--- Begin Source records ---

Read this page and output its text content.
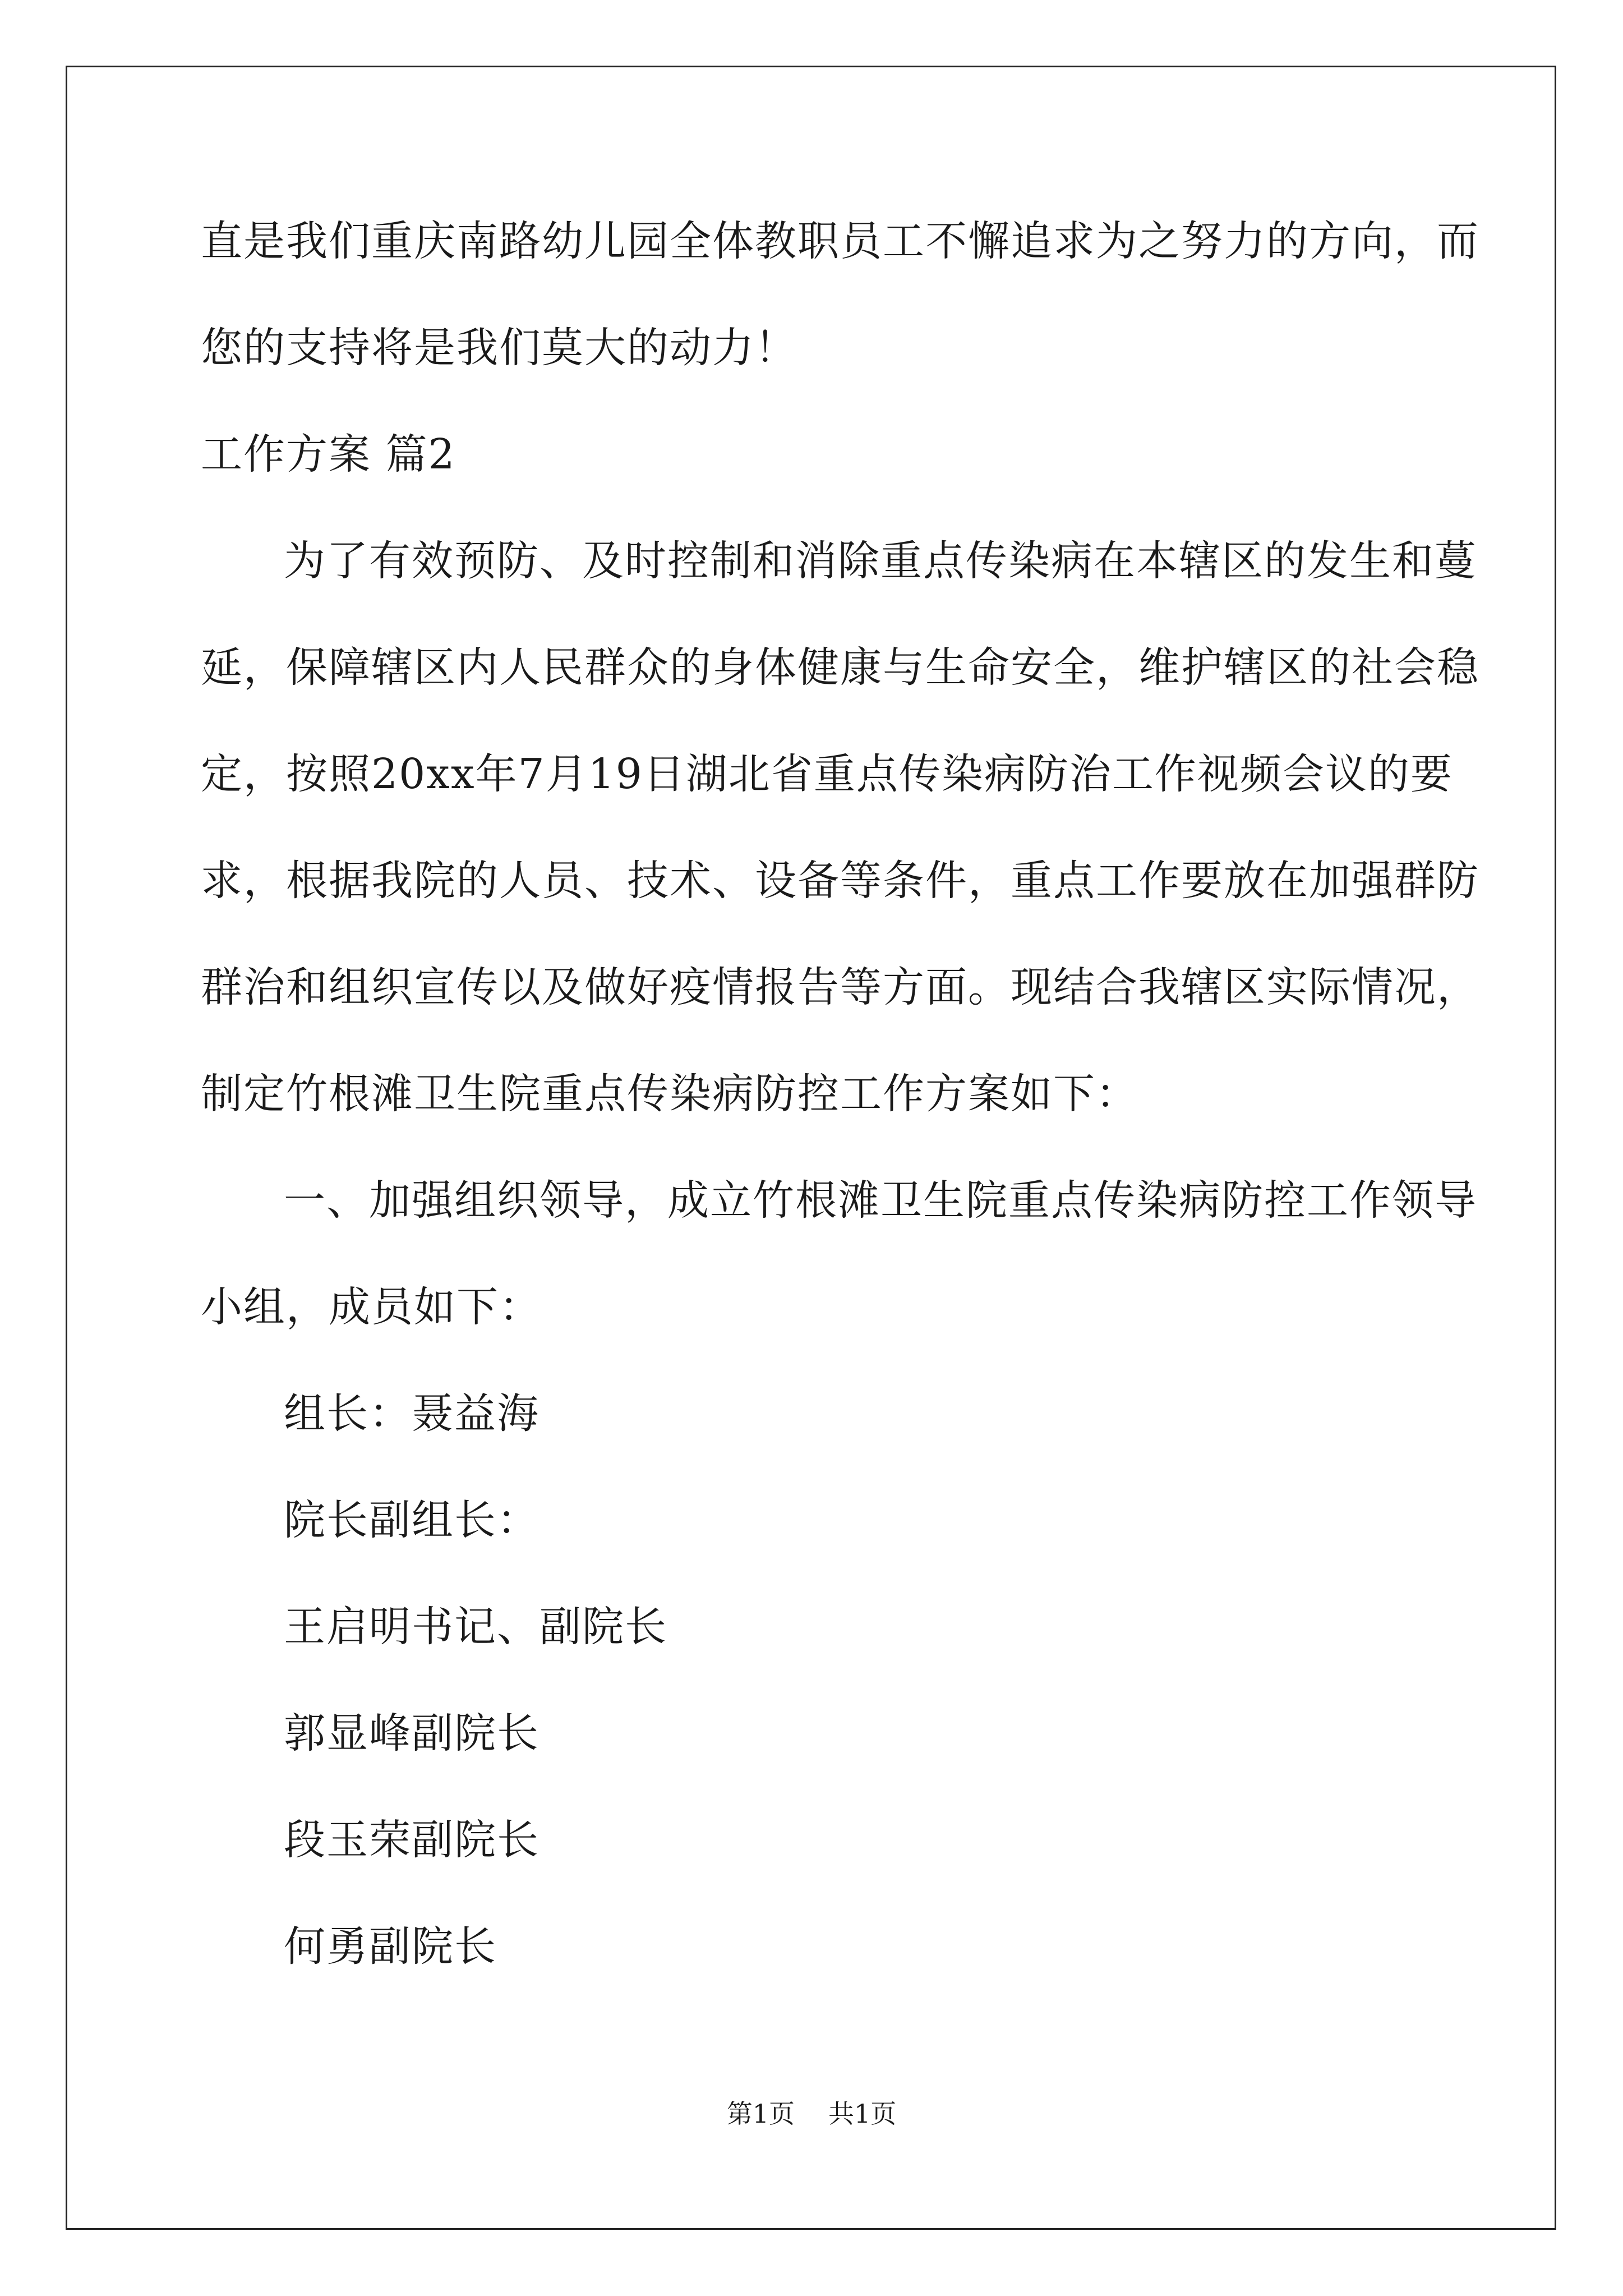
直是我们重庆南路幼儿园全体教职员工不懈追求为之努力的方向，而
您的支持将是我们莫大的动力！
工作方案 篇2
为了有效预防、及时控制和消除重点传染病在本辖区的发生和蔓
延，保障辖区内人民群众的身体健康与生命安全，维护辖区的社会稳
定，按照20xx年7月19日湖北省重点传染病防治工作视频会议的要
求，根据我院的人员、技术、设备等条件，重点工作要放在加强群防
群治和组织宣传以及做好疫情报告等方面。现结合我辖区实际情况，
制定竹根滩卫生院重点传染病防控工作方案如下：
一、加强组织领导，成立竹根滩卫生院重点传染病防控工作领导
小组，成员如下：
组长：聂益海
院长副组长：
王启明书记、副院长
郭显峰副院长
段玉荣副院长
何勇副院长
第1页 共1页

--- End Source records ---

Task requirements:
Every entry must be reproduced exactly, with the images left out.

Expected answer:
Read this page and output its text content.
直是我们重庆南路幼儿园全体教职员工不懈追求为之努力的方向，而
您的支持将是我们莫大的动力！
工作方案 篇2
为了有效预防、及时控制和消除重点传染病在本辖区的发生和蔓
延，保障辖区内人民群众的身体健康与生命安全，维护辖区的社会稳
定，按照20xx年7月19日湖北省重点传染病防治工作视频会议的要
求，根据我院的人员、技术、设备等条件，重点工作要放在加强群防
群治和组织宣传以及做好疫情报告等方面。现结合我辖区实际情况，
制定竹根滩卫生院重点传染病防控工作方案如下：
一、加强组织领导，成立竹根滩卫生院重点传染病防控工作领导
小组，成员如下：
组长：聂益海
院长副组长：
王启明书记、副院长
郭显峰副院长
段玉荣副院长
何勇副院长
第1页 共1页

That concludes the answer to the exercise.